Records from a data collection
....................
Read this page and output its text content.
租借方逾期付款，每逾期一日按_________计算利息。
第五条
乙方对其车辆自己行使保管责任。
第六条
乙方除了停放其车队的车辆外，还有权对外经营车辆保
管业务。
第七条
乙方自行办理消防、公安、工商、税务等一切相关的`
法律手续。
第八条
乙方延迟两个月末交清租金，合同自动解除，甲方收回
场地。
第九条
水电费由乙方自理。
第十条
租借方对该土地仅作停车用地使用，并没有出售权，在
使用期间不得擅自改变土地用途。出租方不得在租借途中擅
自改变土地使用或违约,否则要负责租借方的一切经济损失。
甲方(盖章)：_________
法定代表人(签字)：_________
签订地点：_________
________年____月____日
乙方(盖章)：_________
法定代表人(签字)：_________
....................
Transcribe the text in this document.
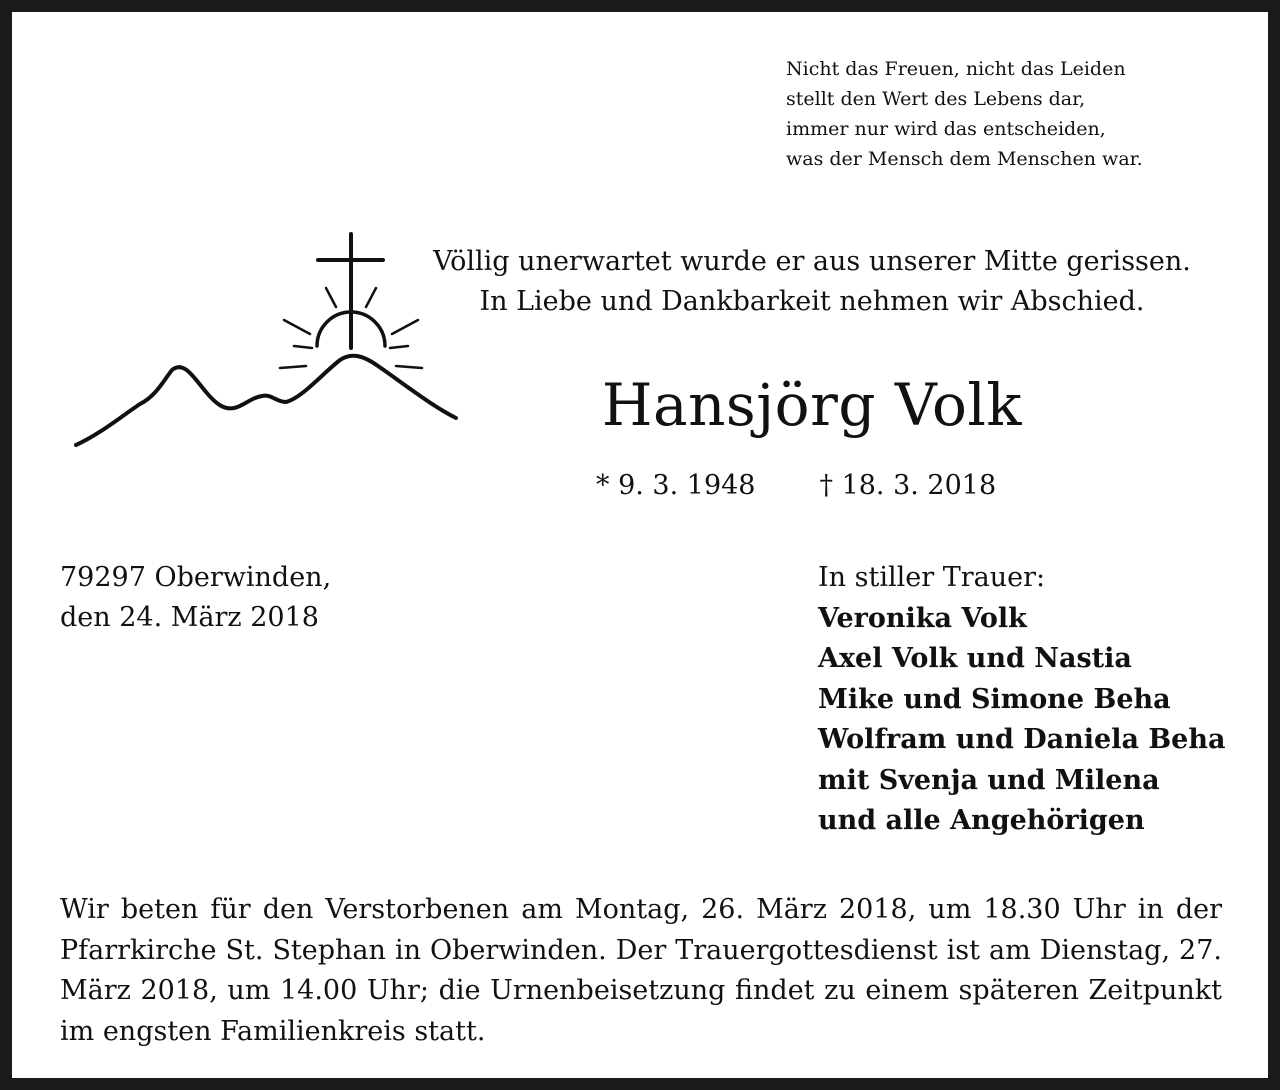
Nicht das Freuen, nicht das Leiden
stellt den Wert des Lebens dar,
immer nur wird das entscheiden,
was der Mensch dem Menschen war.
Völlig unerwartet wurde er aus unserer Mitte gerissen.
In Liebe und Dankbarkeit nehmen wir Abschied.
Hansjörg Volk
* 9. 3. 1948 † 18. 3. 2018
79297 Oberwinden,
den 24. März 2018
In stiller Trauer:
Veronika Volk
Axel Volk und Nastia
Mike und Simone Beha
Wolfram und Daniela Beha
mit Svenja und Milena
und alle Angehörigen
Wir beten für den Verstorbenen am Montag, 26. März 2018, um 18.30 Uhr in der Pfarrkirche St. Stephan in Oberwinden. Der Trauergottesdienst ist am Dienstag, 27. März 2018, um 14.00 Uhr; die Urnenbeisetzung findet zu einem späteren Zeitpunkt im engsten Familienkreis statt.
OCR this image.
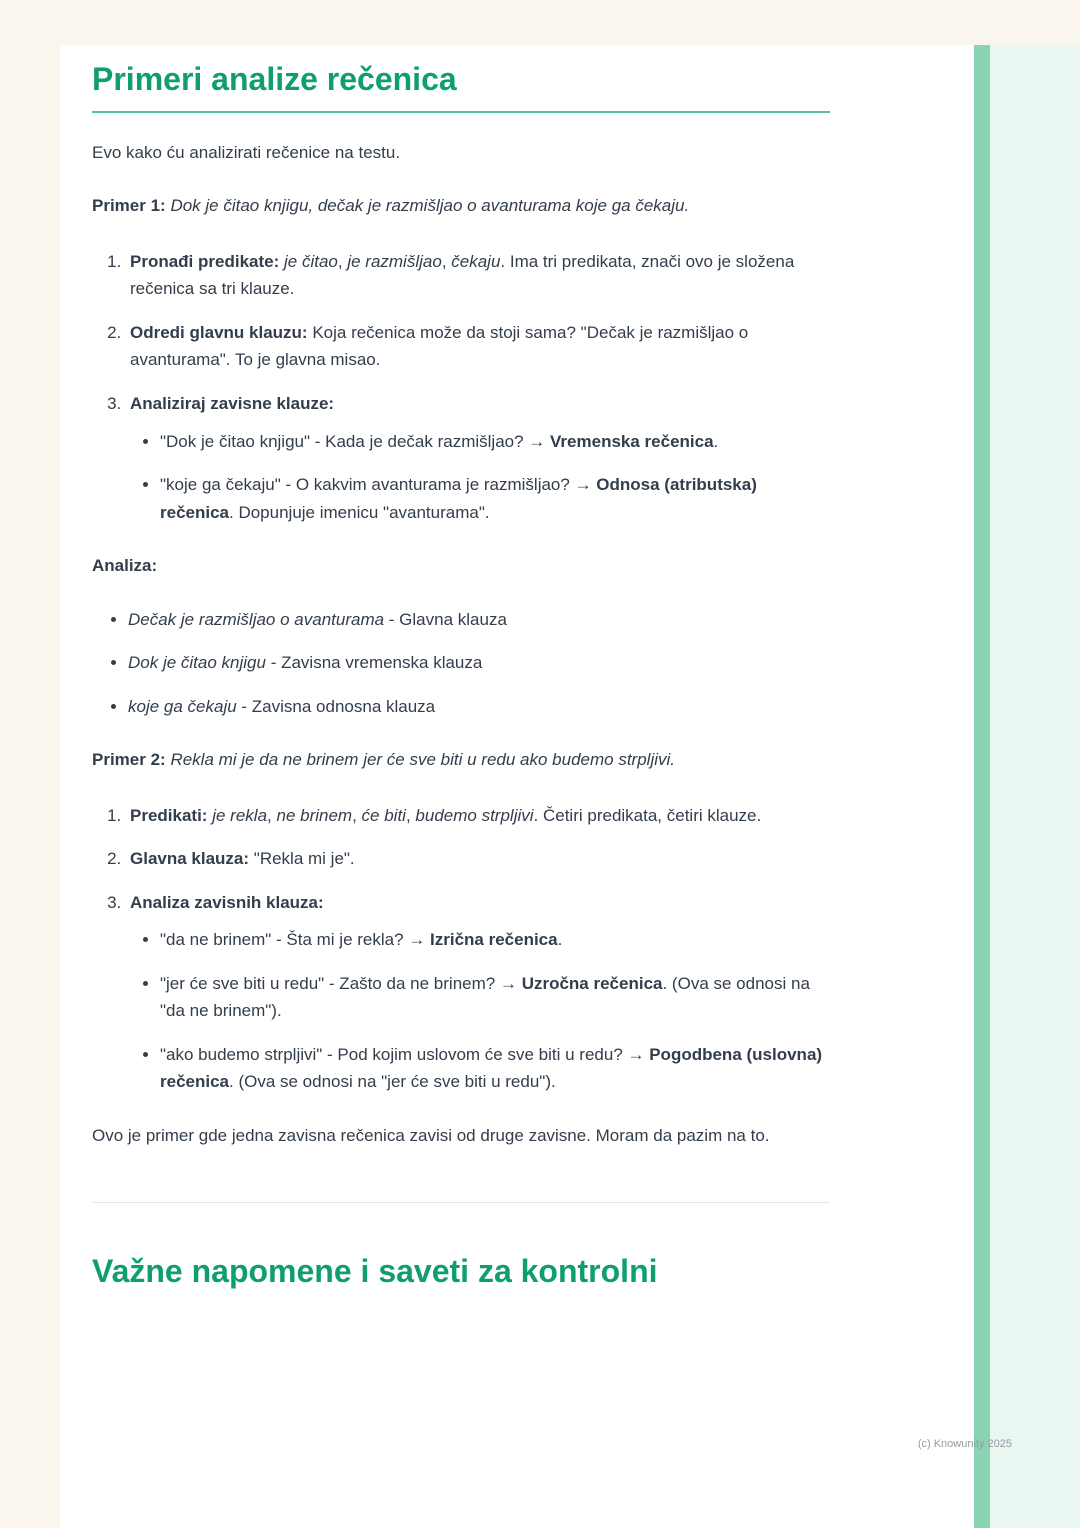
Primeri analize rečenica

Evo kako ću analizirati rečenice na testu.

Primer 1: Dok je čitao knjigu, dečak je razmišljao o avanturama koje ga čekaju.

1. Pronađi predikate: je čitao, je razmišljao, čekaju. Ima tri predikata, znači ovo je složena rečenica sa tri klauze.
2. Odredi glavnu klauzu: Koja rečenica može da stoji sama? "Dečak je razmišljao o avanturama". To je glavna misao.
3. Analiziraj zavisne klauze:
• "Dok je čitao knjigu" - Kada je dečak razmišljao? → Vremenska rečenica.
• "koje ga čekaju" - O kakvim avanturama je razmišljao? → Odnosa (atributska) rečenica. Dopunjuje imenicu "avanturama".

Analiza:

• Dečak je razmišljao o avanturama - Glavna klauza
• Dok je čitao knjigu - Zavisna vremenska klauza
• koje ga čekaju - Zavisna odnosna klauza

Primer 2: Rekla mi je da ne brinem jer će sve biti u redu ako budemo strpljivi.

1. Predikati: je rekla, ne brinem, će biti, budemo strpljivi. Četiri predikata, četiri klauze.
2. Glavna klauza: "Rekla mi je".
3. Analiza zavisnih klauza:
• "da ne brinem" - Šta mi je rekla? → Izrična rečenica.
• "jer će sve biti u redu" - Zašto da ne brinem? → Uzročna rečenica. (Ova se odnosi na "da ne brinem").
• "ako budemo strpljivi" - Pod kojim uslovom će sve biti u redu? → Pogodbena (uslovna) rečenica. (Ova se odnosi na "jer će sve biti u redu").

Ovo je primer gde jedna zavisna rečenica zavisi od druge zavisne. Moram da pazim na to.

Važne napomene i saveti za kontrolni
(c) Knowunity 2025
....................
EXERCISE INSTRUCTIONS
Lines of the material that contain the word "koje" are to be gathered.

REPLY
Primer 1: Dok je čitao knjigu, dečak je razmišljao o avanturama koje ga čekaju.
• "koje ga čekaju" - O kakvim avanturama je razmišljao? → Odnosa (atributska) rečenica. Dopunjuje imenicu "avanturama".
• koje ga čekaju - Zavisna odnosna klauza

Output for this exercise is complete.